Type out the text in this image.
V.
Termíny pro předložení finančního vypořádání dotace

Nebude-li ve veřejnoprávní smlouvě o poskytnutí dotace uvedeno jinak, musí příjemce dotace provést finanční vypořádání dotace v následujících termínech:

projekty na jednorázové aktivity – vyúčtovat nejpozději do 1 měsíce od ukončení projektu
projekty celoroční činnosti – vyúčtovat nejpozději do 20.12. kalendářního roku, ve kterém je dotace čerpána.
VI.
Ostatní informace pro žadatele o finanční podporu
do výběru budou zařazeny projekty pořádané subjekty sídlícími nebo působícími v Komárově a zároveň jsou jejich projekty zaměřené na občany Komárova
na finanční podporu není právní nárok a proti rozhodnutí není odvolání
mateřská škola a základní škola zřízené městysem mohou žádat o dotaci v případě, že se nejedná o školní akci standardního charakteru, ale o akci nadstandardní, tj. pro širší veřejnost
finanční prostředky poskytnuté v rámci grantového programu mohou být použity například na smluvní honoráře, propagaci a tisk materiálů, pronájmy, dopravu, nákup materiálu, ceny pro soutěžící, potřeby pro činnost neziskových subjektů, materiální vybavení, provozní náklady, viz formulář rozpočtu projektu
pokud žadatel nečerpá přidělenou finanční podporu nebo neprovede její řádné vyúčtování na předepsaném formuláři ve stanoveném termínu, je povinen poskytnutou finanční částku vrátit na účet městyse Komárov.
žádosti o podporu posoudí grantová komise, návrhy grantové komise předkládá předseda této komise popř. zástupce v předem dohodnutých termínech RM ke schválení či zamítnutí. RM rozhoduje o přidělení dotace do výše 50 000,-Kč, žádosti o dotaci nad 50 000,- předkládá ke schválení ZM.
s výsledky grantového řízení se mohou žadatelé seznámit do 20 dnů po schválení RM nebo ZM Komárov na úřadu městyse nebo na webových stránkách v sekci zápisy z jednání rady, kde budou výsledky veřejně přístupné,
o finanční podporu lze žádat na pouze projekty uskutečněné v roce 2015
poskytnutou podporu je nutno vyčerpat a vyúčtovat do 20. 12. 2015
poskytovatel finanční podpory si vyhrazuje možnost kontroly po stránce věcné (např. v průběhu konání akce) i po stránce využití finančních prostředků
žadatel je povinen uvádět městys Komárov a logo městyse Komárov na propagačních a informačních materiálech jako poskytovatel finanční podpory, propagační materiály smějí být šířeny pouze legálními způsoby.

____________

• WHAT YOU HAVE TO DO: Select, from the listing, all lines that include the word "nejpozději".

• THE REPLY:
projekty na jednorázové aktivity – vyúčtovat nejpozději do 1 měsíce od ukončení projektu
projekty celoroční činnosti – vyúčtovat nejpozději do 20.12. kalendářního roku, ve kterém je dotace čerpána.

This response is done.